Short exercise:
Identify the lines that contain the string "document", then copy each of them.

[Collected data entries]
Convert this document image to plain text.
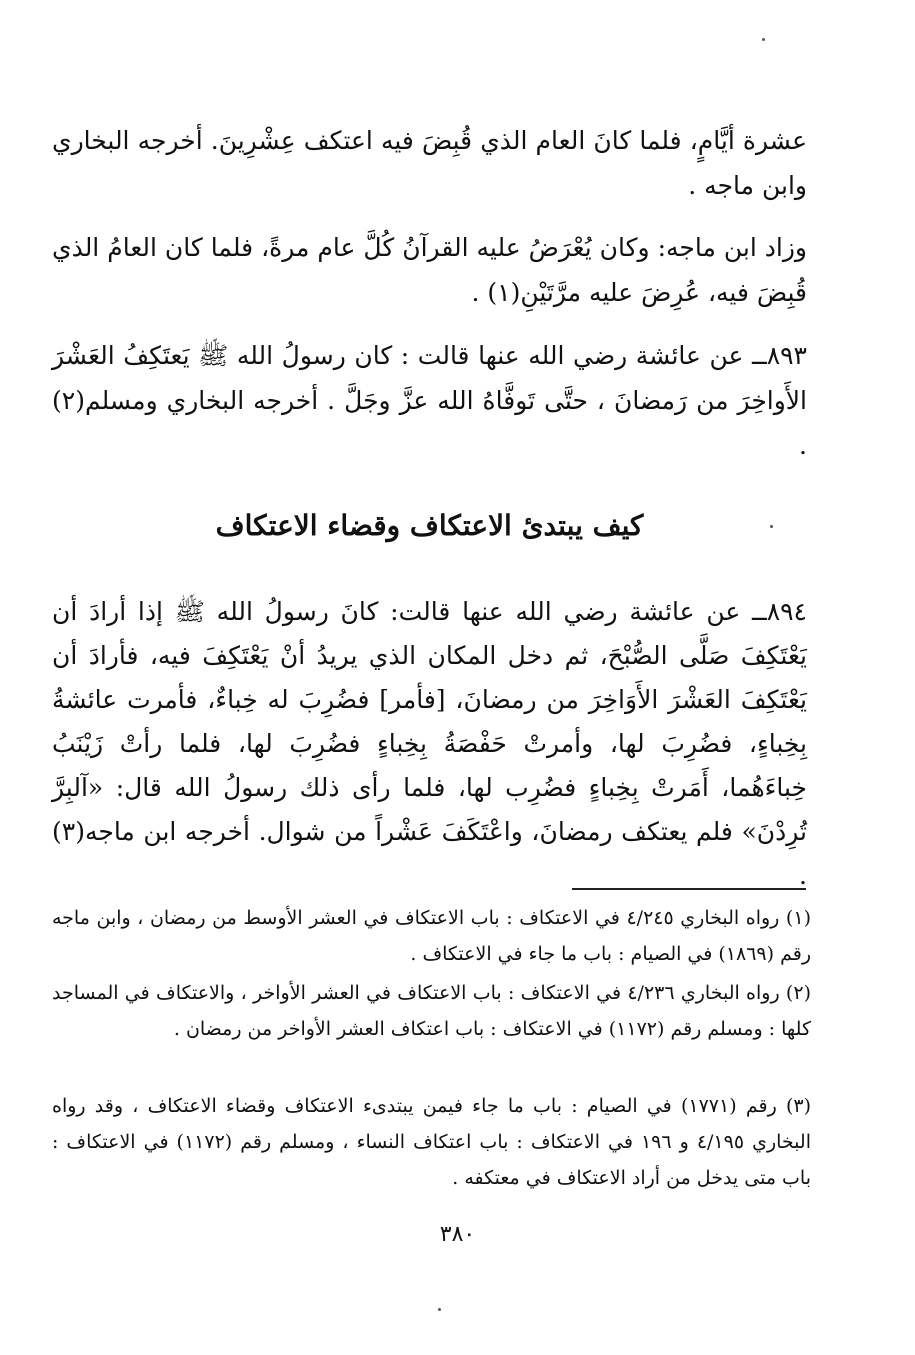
عشرة أيَّامٍ، فلما كانَ العام الذي قُبِضَ فيه اعتكف عِشْرِينَ. أخرجه البخاري وابن ماجه .
وزاد ابن ماجه: وكان يُعْرَضُ عليه القرآنُ كُلَّ عام مرةً، فلما كان العامُ الذي قُبِضَ فيه، عُرِضَ عليه مرَّتَيْنِ(١) .
٨٩٣ــ عن عائشة رضي الله عنها قالت : كان رسولُ الله ﷺ يَعتَكِفُ العَشْرَ الأَواخِرَ من رَمضانَ ، حتَّى تَوفَّاهُ الله عزَّ وجَلَّ . أخرجه البخاري ومسلم(٢) .
كيف يبتدئ الاعتكاف وقضاء الاعتكاف
٨٩٤ــ عن عائشة رضي الله عنها قالت: كانَ رسولُ الله ﷺ إذا أرادَ أن يَعْتَكِفَ صَلَّى الصُّبْحَ، ثم دخل المكان الذي يريدُ أنْ يَعْتَكِفَ فيه، فأرادَ أن يَعْتَكِفَ العَشْرَ الأَوَاخِرَ من رمضانَ، [فأمر] فضُرِبَ له خِباءٌ، فأمرت عائشةُ بِخِباءٍ، فضُرِبَ لها، وأمرتْ حَفْصَةُ بِخِباءٍ فضُرِبَ لها، فلما رأتْ زَيْنَبُ خِباءَهُما، أَمَرتْ بِخِباءٍ فضُرِب لها، فلما رأى ذلك رسولُ الله قال: «آلبِرَّ تُرِدْنَ» فلم يعتكف رمضانَ، واعْتَكَفَ عَشْراً من شوال. أخرجه ابن ماجه(٣) .
(١) رواه البخاري ٤/٢٤٥ في الاعتكاف : باب الاعتكاف في العشر الأوسط من رمضان ، وابن ماجه رقم (١٨٦٩) في الصيام : باب ما جاء في الاعتكاف .
(٢) رواه البخاري ٤/٢٣٦ في الاعتكاف : باب الاعتكاف في العشر الأواخر ، والاعتكاف في المساجد كلها : ومسلم رقم (١١٧٢) في الاعتكاف : باب اعتكاف العشر الأواخر من رمضان .
(٣) رقم (١٧٧١) في الصيام : باب ما جاء فيمن يبتدىء الاعتكاف وقضاء الاعتكاف ، وقد رواه البخاري ٤/١٩٥ و ١٩٦ في الاعتكاف : باب اعتكاف النساء ، ومسلم رقم (١١٧٢) في الاعتكاف : باب متى يدخل من أراد الاعتكاف في معتكفه .
٣٨٠
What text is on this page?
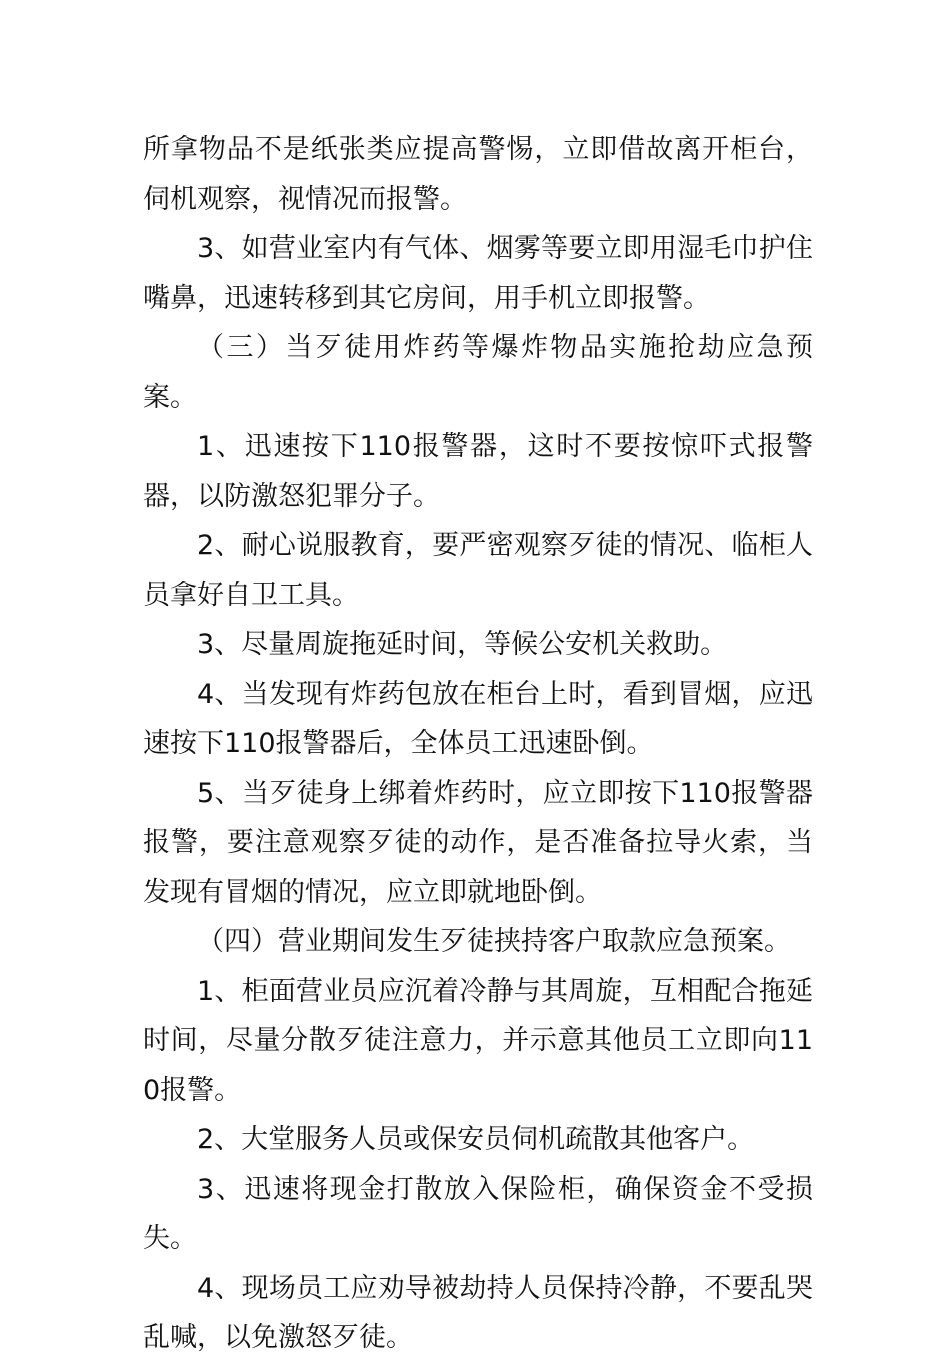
所拿物品不是纸张类应提高警惕，立即借故离开柜台，伺机观察，视情况而报警。

3、如营业室内有气体、烟雾等要立即用湿毛巾护住嘴鼻，迅速转移到其它房间，用手机立即报警。

（三）当歹徒用炸药等爆炸物品实施抢劫应急预案。

1、迅速按下110报警器，这时不要按惊吓式报警器，以防激怒犯罪分子。

2、耐心说服教育，要严密观察歹徒的情况、临柜人员拿好自卫工具。

3、尽量周旋拖延时间，等候公安机关救助。

4、当发现有炸药包放在柜台上时，看到冒烟，应迅速按下110报警器后，全体员工迅速卧倒。

5、当歹徒身上绑着炸药时，应立即按下110报警器报警，要注意观察歹徒的动作，是否准备拉导火索，当发现有冒烟的情况，应立即就地卧倒。

（四）营业期间发生歹徒挟持客户取款应急预案。

1、柜面营业员应沉着冷静与其周旋，互相配合拖延时间，尽量分散歹徒注意力，并示意其他员工立即向110报警。

2、大堂服务人员或保安员伺机疏散其他客户。

3、迅速将现金打散放入保险柜，确保资金不受损失。

4、现场员工应劝导被劫持人员保持冷静，不要乱哭乱喊，以免激怒歹徒。
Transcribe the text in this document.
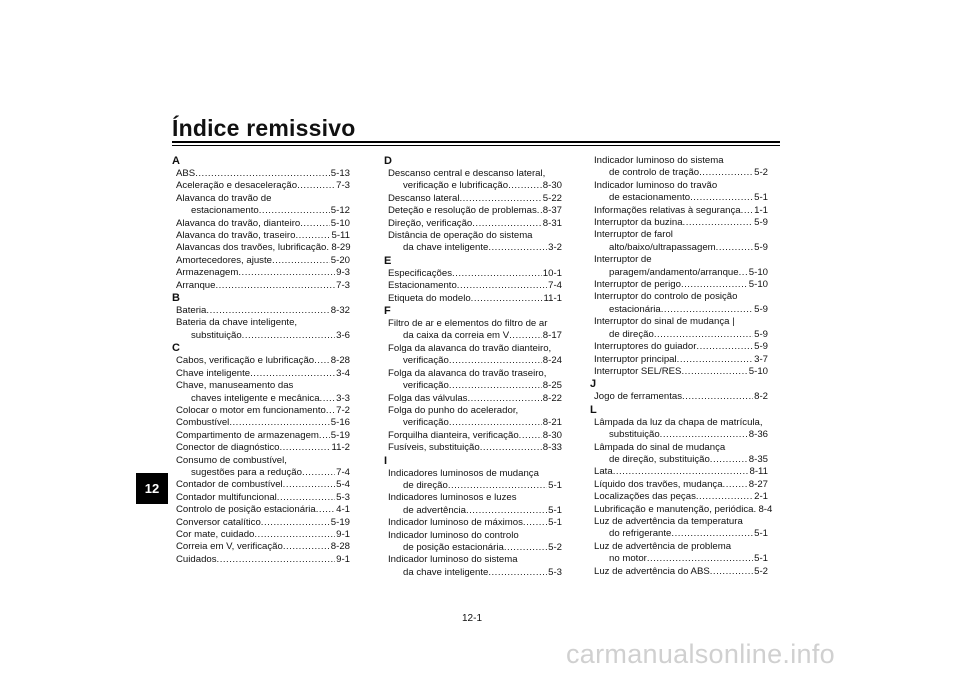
Índice remissivo
12
A
ABS .....	5-13
Aceleração e desaceleração .....	7-3
Alavanca do travão de
estacionamento .....	5-12
Alavanca do travão, dianteiro .....	5-10
Alavanca do travão, traseiro .....	5-11
Alavancas dos travões, lubrificação ..... 8-29
Amortecedores, ajuste .....	5-20
Armazenagem .....	9-3
Arranque .....	7-3
B
Bateria .....	8-32
Bateria da chave inteligente,
substituição .....	3-6
C
Cabos, verificação e lubrificação ..... 8-28
Chave inteligente .....	3-4
Chave, manuseamento das
chaves inteligente e mecânica ..... 3-3
Colocar o motor em funcionamento ..... 7-2
Combustível .....	5-16
Compartimento de armazenagem ..... 5-19
Conector de diagnóstico .....	11-2
Consumo de combustível,
sugestões para a redução .....	7-4
Contador de combustível .....	5-4
Contador multifuncional .....	5-3
Controlo de posição estacionária ..... 4-1
Conversor catalítico .....	5-19
Cor mate, cuidado .....	9-1
Correia em V, verificação .....	8-28
Cuidados .....	9-1
D
Descanso central e descanso lateral,
verificação e lubrificação .....	8-30
Descanso lateral .....	5-22
Deteção e resolução de problemas ..... 8-37
Direção, verificação .....	8-31
Distância de operação do sistema
da chave inteligente .....	3-2
E
Especificações .....	10-1
Estacionamento .....	7-4
Etiqueta do modelo .....	11-1
F
Filtro de ar e elementos do filtro de ar
da caixa da correia em V .....	8-17
Folga da alavanca do travão dianteiro,
verificação .....	8-24
Folga da alavanca do travão traseiro,
verificação .....	8-25
Folga das válvulas .....	8-22
Folga do punho do acelerador,
verificação .....	8-21
Forquilha dianteira, verificação .....	8-30
Fusíveis, substituição .....	8-33
I
Indicadores luminosos de mudança
de direção .....	5-1
Indicadores luminosos e luzes
de advertência .....	5-1
Indicador luminoso de máximos .....	5-1
Indicador luminoso do controlo
de posição estacionária .....	5-2
Indicador luminoso do sistema
da chave inteligente .....	5-3
Indicador luminoso do sistema
de controlo de tração .....	5-2
Indicador luminoso do travão
de estacionamento .....	5-1
Informações relativas à segurança ..... 1-1
Interruptor da buzina .....	5-9
Interruptor de farol
alto/baixo/ultrapassagem .....	5-9
Interruptor de
paragem/andamento/arranque ..... 5-10
Interruptor de perigo .....	5-10
Interruptor do controlo de posição
estacionária .....	5-9
Interruptor do sinal de mudança |
de direção .....	5-9
Interruptores do guiador .....	5-9
Interruptor principal .....	3-7
Interruptor SEL/RES .....	5-10
J
Jogo de ferramentas .....	8-2
L
Lâmpada da luz da chapa de matrícula,
substituição .....	8-36
Lâmpada do sinal de mudança
de direção, substituição .....	8-35
Lata .....	8-11
Líquido dos travões, mudança .....	8-27
Localizações das peças .....	2-1
Lubrificação e manutenção, periódica ..... 8-4
Luz de advertência da temperatura
do refrigerante .....	5-1
Luz de advertência de problema
no motor .....	5-1
Luz de advertência do ABS .....	5-2
12-1
carmanualsonline.info
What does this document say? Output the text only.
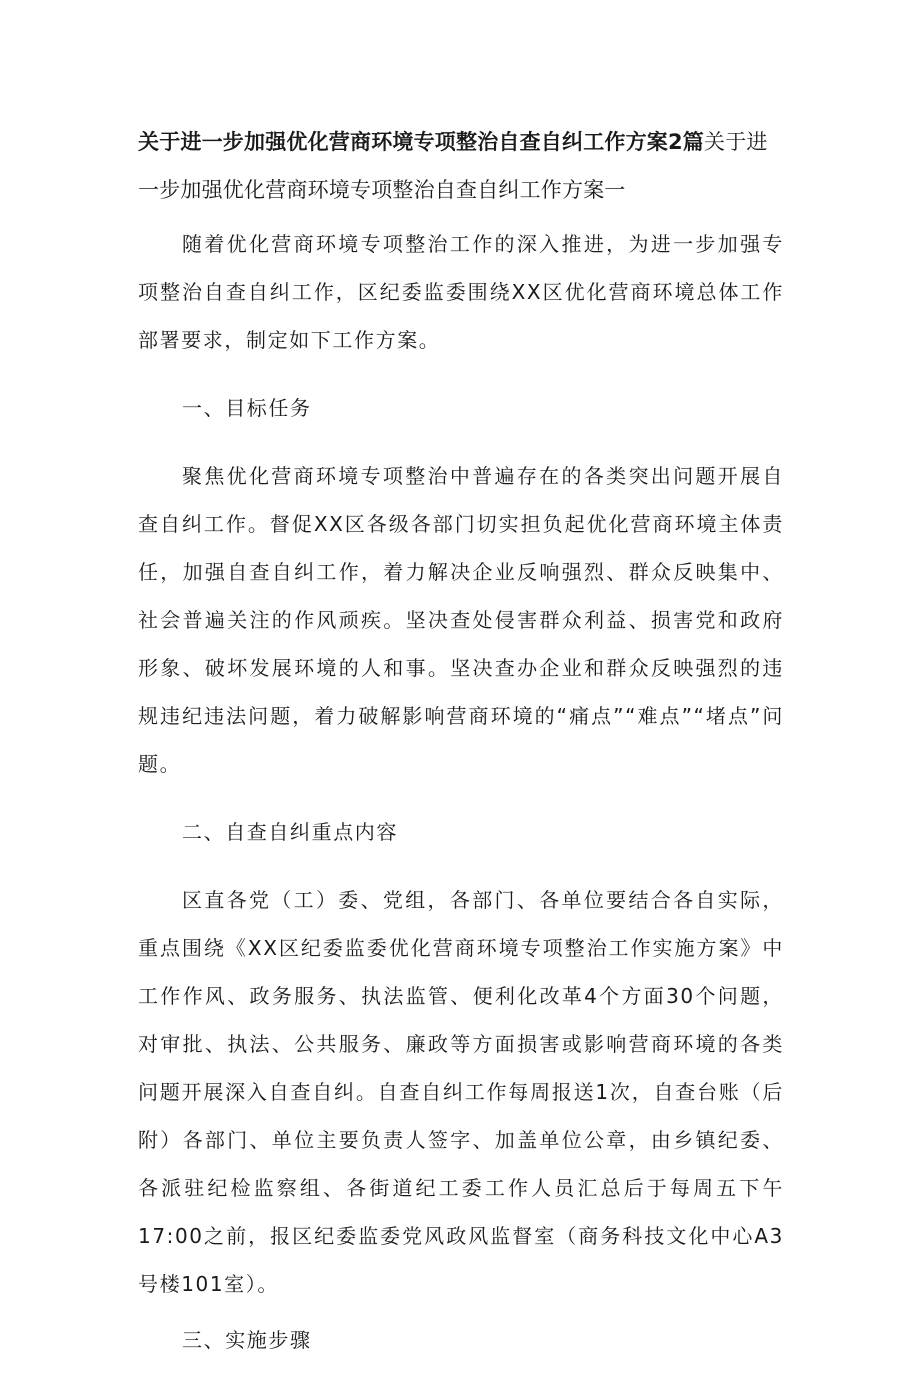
关于进一步加强优化营商环境专项整治自查自纠工作方案2篇关于进一步加强优化营商环境专项整治自查自纠工作方案一

随着优化营商环境专项整治工作的深入推进，为进一步加强专项整治自查自纠工作，区纪委监委围绕XX区优化营商环境总体工作部署要求，制定如下工作方案。

一、目标任务

聚焦优化营商环境专项整治中普遍存在的各类突出问题开展自查自纠工作。督促XX区各级各部门切实担负起优化营商环境主体责任，加强自查自纠工作，着力解决企业反响强烈、群众反映集中、社会普遍关注的作风顽疾。坚决查处侵害群众利益、损害党和政府形象、破坏发展环境的人和事。坚决查办企业和群众反映强烈的违规违纪违法问题，着力破解影响营商环境的“痛点”“难点”“堵点”问题。

二、自查自纠重点内容

区直各党（工）委、党组，各部门、各单位要结合各自实际，重点围绕《XX区纪委监委优化营商环境专项整治工作实施方案》中工作作风、政务服务、执法监管、便利化改革4个方面30个问题，对审批、执法、公共服务、廉政等方面损害或影响营商环境的各类问题开展深入自查自纠。自查自纠工作每周报送1次，自查台账（后附）各部门、单位主要负责人签字、加盖单位公章，由乡镇纪委、各派驻纪检监察组、各街道纪工委工作人员汇总后于每周五下午17:00之前，报区纪委监委党风政风监督室（商务科技文化中心A3号楼101室）。

三、实施步骤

Full solution:
Convert this document image to plain text.
Transcribe the text in this document.
What does this document say? Output the text only.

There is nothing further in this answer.